**Instructions to follow**
Compile every line that includes the word "Anschluss".
┌─ Recorded data
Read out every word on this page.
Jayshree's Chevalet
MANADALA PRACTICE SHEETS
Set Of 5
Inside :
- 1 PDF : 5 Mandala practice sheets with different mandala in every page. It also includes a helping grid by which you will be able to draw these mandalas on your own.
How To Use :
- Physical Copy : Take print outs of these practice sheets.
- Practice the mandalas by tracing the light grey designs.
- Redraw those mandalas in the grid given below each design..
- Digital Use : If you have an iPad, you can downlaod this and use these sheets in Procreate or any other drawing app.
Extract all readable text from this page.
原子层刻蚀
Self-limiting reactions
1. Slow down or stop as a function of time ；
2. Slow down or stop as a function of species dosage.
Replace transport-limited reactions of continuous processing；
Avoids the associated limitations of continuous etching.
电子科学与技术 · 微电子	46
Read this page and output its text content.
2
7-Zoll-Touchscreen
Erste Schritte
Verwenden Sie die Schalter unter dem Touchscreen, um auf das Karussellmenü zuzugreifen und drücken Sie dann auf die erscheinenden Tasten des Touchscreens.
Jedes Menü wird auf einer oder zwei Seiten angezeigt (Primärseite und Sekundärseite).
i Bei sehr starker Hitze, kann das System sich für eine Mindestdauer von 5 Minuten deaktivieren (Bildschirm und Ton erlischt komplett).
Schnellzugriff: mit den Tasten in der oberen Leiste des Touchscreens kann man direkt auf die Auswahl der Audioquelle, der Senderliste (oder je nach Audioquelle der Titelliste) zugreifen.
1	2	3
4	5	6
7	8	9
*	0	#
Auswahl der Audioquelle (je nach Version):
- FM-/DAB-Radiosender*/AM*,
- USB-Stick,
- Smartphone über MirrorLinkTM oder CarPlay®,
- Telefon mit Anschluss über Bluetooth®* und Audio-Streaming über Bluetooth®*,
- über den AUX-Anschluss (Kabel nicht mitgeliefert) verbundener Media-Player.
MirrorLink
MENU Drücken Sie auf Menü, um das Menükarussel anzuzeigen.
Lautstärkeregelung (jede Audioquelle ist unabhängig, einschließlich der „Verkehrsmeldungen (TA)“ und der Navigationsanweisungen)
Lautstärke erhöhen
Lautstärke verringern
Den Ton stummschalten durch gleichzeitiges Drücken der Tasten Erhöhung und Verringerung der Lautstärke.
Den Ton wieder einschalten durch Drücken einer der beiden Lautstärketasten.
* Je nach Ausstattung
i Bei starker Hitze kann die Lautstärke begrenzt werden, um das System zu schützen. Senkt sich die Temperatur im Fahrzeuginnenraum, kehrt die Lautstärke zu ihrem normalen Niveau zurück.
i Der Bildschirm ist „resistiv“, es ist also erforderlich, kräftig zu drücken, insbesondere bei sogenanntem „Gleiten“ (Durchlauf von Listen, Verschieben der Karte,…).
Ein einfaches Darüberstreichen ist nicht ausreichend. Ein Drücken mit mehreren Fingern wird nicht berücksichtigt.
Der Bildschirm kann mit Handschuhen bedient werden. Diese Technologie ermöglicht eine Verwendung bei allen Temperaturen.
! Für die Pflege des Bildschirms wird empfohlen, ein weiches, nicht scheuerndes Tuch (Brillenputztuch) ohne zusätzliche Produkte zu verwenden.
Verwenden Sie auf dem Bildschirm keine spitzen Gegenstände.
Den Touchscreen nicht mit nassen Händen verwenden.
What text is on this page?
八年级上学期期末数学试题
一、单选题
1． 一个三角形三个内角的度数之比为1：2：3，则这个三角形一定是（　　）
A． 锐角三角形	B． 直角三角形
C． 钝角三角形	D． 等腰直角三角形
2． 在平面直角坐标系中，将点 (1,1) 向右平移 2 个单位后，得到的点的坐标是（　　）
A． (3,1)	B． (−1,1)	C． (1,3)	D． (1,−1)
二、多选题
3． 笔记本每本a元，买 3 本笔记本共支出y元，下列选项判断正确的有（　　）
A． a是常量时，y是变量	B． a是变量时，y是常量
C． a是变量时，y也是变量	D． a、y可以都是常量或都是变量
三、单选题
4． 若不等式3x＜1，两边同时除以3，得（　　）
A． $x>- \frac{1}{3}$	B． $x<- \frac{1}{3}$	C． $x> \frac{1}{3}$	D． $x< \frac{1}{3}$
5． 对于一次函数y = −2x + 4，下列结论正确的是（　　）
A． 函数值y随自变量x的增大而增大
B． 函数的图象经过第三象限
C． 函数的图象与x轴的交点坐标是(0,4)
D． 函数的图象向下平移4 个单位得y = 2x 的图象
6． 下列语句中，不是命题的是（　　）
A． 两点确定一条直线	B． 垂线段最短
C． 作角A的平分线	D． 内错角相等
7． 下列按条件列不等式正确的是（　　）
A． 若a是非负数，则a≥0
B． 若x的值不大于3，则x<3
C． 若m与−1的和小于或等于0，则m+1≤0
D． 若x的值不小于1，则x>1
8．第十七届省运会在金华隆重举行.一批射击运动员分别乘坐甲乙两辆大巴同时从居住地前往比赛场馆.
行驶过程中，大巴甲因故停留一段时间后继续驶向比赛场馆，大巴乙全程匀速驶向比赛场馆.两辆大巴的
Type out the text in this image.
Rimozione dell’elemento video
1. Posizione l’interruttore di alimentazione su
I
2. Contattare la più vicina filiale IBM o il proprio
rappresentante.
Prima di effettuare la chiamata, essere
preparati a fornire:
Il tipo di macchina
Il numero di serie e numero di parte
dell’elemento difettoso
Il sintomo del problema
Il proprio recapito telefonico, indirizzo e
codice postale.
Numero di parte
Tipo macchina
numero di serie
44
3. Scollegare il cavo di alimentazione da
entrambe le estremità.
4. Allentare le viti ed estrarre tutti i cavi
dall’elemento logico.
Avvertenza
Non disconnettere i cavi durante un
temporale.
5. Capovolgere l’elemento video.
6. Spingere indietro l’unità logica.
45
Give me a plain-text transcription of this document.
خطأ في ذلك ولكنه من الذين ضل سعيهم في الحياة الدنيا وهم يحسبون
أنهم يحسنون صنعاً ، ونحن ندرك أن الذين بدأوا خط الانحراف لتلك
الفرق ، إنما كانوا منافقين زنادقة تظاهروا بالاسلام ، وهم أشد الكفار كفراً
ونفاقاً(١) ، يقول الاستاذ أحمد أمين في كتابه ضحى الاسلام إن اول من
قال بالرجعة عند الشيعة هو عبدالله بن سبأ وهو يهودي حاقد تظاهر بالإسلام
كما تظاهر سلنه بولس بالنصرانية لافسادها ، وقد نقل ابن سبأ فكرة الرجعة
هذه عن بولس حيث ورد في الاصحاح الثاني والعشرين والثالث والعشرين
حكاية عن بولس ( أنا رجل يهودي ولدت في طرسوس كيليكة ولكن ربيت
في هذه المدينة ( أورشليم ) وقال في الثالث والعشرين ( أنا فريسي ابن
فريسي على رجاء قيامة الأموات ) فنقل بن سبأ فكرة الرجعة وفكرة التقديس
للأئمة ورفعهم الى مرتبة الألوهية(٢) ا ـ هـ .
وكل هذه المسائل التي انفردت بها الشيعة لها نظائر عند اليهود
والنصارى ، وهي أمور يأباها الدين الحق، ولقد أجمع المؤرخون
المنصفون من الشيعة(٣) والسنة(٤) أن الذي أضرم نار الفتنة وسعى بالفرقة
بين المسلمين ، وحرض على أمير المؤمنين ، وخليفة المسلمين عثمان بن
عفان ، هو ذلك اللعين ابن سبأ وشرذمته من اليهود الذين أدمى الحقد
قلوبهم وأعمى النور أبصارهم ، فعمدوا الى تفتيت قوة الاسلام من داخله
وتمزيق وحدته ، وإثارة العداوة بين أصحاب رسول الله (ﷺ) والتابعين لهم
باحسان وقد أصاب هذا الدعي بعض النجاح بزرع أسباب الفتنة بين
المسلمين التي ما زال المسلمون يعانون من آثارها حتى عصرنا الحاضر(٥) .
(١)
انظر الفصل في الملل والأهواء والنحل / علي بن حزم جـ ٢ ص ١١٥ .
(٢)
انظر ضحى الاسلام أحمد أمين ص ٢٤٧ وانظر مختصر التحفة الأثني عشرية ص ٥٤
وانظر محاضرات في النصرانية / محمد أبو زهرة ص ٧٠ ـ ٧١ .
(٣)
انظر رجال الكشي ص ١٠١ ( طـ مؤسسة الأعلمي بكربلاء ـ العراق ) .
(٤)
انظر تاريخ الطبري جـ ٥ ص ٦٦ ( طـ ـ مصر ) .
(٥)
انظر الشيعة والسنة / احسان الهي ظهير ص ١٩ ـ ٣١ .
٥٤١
└─
**Finished answer**
- Telefon mit Anschluss über Bluetooth®* und Audio-Streaming über Bluetooth®*,
- über den AUX-Anschluss (Kabel nicht mitgeliefert) verbundener Media-Player.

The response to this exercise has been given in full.